Work to do:
Copy the material from the line containing "- pressure-point-descent: [503, 282, 513, 292]" through the line containing "- open-triangle-left: [535, 241, 561, 267]", changing "descent-whisker-end" to "descent-whisker-tip" and leaving everything else as it is.

Data shown:
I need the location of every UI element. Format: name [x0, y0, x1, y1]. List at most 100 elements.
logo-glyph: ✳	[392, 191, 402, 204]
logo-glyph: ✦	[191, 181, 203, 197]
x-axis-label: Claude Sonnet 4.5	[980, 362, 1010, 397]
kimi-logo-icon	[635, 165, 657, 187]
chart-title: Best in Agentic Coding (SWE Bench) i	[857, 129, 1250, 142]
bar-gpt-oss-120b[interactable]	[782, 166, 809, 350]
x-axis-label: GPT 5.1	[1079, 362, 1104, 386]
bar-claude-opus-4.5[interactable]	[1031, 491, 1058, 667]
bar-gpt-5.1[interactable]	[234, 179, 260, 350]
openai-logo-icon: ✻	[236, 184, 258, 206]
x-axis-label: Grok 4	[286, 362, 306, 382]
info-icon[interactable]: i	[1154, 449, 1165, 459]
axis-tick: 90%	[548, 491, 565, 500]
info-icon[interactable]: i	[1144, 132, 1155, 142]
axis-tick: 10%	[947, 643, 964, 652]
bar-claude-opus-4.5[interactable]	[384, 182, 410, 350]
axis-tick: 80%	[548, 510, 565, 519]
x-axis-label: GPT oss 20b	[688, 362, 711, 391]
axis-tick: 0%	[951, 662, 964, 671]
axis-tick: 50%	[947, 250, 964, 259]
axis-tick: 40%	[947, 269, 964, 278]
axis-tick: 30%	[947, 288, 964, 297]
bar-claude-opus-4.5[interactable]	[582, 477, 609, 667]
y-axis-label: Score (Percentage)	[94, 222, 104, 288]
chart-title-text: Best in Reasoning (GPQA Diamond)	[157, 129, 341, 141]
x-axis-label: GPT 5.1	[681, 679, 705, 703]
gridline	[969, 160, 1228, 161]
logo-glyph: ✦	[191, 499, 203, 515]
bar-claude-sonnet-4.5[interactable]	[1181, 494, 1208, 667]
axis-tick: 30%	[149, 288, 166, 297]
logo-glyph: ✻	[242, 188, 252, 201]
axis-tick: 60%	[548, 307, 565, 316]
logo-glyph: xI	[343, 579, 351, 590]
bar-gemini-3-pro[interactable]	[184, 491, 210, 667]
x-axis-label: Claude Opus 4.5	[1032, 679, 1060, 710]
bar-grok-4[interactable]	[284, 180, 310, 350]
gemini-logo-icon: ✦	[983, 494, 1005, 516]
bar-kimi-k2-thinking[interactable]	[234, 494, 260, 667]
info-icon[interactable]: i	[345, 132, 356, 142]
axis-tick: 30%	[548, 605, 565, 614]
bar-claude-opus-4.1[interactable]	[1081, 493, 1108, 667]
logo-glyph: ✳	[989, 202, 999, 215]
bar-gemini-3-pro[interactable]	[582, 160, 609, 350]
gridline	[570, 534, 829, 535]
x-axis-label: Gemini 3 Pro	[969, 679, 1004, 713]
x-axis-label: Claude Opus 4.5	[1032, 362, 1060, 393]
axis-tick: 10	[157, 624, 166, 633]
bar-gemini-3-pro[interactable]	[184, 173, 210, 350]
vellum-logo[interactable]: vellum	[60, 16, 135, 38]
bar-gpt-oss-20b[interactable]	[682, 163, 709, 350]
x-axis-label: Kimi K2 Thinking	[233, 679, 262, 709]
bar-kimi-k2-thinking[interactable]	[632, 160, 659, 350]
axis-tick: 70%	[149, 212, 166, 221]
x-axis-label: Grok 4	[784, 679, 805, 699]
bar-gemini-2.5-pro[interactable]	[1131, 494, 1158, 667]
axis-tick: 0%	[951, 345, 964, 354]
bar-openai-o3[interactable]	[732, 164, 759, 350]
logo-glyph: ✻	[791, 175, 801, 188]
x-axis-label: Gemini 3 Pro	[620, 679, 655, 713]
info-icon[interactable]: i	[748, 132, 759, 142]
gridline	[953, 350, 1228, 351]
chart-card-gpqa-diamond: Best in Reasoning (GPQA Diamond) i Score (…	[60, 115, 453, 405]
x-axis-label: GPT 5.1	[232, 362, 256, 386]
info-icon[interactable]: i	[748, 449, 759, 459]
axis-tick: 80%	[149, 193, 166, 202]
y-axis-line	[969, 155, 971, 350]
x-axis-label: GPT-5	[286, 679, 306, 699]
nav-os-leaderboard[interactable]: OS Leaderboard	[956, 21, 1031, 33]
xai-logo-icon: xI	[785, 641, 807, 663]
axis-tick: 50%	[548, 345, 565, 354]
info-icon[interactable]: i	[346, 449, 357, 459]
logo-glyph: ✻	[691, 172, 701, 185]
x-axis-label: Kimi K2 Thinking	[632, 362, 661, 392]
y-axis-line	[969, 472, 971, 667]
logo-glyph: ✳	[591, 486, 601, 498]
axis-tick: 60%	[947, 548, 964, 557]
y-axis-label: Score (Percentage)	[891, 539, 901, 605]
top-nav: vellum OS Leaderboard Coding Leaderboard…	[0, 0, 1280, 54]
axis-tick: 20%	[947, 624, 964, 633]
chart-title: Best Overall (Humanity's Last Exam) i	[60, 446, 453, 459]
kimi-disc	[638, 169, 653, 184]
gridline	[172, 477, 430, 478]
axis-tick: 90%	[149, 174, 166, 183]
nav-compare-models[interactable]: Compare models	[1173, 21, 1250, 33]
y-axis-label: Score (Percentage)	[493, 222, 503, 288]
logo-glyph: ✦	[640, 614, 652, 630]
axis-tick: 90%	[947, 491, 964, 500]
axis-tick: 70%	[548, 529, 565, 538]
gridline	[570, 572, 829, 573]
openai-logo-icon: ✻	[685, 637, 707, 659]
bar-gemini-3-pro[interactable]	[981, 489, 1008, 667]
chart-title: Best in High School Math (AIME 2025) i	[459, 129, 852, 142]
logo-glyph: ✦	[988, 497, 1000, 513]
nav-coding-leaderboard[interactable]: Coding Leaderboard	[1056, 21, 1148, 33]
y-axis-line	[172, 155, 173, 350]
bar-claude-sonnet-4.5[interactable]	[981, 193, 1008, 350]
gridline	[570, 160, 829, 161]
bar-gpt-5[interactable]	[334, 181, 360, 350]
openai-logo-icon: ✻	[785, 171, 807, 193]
==
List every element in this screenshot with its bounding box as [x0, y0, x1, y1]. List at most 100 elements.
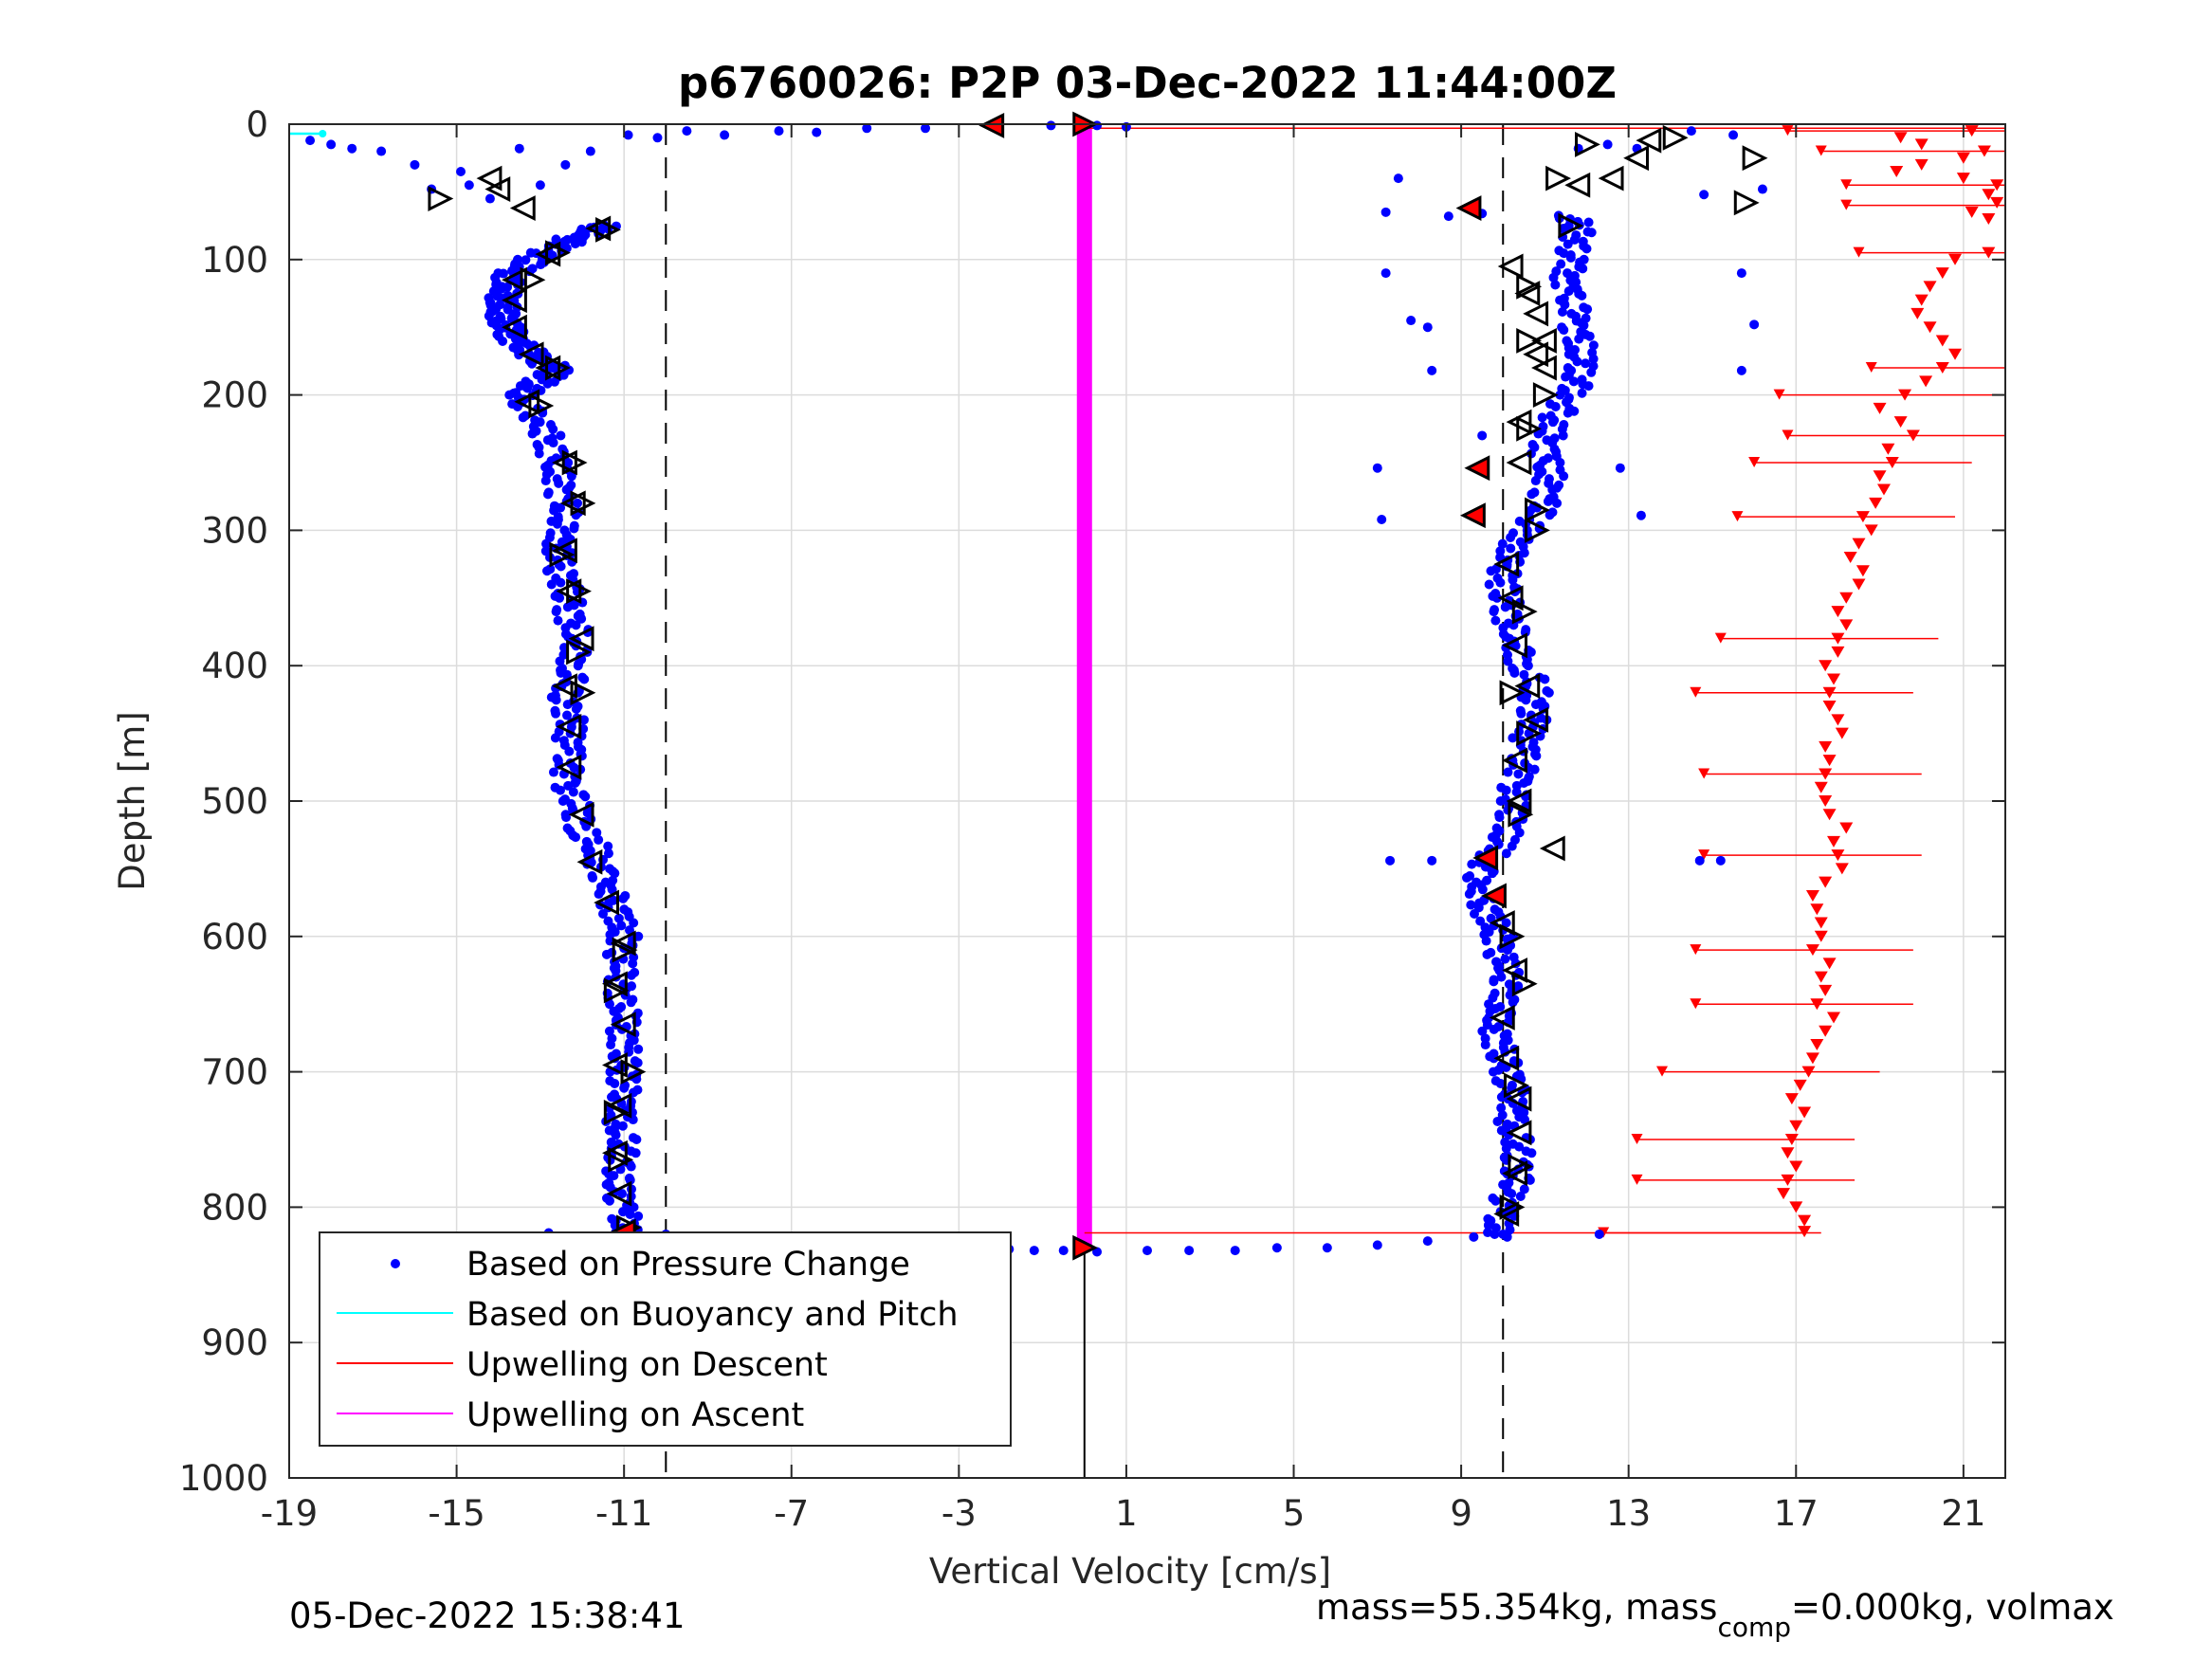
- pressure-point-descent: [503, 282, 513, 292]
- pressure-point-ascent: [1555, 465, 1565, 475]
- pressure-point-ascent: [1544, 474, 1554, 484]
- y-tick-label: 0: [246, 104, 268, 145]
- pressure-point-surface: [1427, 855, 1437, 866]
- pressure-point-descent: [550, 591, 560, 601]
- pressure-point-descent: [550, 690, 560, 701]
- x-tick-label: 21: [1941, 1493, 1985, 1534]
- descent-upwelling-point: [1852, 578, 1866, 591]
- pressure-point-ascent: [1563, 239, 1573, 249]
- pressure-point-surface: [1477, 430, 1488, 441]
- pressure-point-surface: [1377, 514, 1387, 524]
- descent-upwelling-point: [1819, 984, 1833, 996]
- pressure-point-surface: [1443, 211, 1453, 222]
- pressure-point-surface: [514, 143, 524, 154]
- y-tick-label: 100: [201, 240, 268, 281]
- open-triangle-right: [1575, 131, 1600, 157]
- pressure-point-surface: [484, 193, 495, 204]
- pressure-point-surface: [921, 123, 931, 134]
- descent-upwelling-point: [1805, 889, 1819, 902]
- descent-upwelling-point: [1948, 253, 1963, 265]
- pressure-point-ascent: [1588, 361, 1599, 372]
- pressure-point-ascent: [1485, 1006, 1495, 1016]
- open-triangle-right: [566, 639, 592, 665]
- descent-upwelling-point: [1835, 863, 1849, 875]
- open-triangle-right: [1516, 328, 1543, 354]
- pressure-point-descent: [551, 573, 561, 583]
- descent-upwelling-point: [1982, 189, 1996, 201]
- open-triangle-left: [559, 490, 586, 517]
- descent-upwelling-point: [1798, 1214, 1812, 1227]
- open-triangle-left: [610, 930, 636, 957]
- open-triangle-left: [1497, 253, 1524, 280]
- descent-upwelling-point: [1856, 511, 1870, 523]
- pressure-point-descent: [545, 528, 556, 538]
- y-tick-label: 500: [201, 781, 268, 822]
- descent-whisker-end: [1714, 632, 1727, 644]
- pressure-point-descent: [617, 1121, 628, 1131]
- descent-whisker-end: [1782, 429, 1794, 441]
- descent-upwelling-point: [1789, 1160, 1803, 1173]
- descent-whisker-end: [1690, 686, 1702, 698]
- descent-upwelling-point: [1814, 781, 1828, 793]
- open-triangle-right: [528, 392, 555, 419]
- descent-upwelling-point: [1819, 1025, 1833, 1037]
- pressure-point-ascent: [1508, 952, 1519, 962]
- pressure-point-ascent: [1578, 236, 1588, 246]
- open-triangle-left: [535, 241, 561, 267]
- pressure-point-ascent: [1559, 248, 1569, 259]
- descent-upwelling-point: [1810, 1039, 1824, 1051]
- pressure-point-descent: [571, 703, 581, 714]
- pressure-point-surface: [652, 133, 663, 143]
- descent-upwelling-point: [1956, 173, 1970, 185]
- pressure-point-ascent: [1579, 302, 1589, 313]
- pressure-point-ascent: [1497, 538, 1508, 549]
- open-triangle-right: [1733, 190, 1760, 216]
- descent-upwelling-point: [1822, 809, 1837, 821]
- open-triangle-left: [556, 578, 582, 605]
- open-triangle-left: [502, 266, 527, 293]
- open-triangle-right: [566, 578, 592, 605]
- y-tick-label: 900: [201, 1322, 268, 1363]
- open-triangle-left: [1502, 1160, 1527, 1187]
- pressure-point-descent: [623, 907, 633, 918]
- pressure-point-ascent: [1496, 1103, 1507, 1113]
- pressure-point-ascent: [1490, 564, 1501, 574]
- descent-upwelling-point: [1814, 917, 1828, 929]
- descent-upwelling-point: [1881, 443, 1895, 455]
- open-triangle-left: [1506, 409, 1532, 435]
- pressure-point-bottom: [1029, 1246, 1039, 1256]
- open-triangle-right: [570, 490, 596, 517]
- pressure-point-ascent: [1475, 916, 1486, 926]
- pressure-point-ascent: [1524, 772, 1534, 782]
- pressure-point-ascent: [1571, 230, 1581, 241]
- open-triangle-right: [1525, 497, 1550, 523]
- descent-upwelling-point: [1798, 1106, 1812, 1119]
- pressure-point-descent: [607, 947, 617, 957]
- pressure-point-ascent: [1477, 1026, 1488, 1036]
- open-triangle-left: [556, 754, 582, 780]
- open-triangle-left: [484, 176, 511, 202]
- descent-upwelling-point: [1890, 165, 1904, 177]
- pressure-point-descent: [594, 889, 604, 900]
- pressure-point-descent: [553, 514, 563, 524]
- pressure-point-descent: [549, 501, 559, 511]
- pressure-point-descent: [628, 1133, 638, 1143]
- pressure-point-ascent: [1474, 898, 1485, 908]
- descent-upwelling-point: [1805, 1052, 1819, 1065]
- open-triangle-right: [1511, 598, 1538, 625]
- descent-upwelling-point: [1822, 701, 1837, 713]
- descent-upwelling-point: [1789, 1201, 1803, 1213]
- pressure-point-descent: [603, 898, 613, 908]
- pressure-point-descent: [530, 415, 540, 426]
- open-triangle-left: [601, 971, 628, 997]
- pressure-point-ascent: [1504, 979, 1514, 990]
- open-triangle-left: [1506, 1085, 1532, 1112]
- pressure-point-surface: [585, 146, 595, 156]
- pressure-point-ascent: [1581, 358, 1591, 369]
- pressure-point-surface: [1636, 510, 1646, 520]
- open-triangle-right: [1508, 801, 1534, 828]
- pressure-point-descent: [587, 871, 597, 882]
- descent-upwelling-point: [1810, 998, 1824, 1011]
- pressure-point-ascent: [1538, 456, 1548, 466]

Exercise result:
- pressure-point-descent: [503, 282, 513, 292]
- pressure-point-ascent: [1555, 465, 1565, 475]
- pressure-point-ascent: [1544, 474, 1554, 484]
- y-tick-label: 0: [246, 104, 268, 145]
- pressure-point-surface: [1427, 855, 1437, 866]
- pressure-point-descent: [550, 591, 560, 601]
- pressure-point-descent: [550, 690, 560, 701]
- x-tick-label: 21: [1941, 1493, 1985, 1534]
- descent-upwelling-point: [1852, 578, 1866, 591]
- pressure-point-ascent: [1563, 239, 1573, 249]
- pressure-point-surface: [1477, 430, 1488, 441]
- pressure-point-surface: [1377, 514, 1387, 524]
- descent-upwelling-point: [1819, 984, 1833, 996]
- pressure-point-surface: [1443, 211, 1453, 222]
- pressure-point-surface: [514, 143, 524, 154]
- y-tick-label: 100: [201, 240, 268, 281]
- open-triangle-right: [1575, 131, 1600, 157]
- pressure-point-surface: [484, 193, 495, 204]
- pressure-point-surface: [921, 123, 931, 134]
- descent-upwelling-point: [1805, 889, 1819, 902]
- descent-upwelling-point: [1948, 253, 1963, 265]
- pressure-point-ascent: [1588, 361, 1599, 372]
- pressure-point-ascent: [1485, 1006, 1495, 1016]
- open-triangle-right: [566, 639, 592, 665]
- descent-upwelling-point: [1835, 863, 1849, 875]
- open-triangle-right: [1516, 328, 1543, 354]
- pressure-point-descent: [551, 573, 561, 583]
- descent-upwelling-point: [1982, 189, 1996, 201]
- open-triangle-left: [559, 490, 586, 517]
- descent-upwelling-point: [1798, 1214, 1812, 1227]
- open-triangle-left: [610, 930, 636, 957]
- open-triangle-left: [1497, 253, 1524, 280]
- descent-upwelling-point: [1856, 511, 1870, 523]
- pressure-point-descent: [545, 528, 556, 538]
- y-tick-label: 500: [201, 781, 268, 822]
- descent-whisker-tip: [1714, 632, 1727, 644]
- pressure-point-descent: [617, 1121, 628, 1131]
- descent-whisker-tip: [1782, 429, 1794, 441]
- descent-upwelling-point: [1789, 1160, 1803, 1173]
- descent-whisker-tip: [1690, 686, 1702, 698]
- descent-upwelling-point: [1814, 781, 1828, 793]
- open-triangle-right: [528, 392, 555, 419]
- descent-upwelling-point: [1819, 1025, 1833, 1037]
- pressure-point-ascent: [1508, 952, 1519, 962]
- pressure-point-ascent: [1578, 236, 1588, 246]
- open-triangle-left: [535, 241, 561, 267]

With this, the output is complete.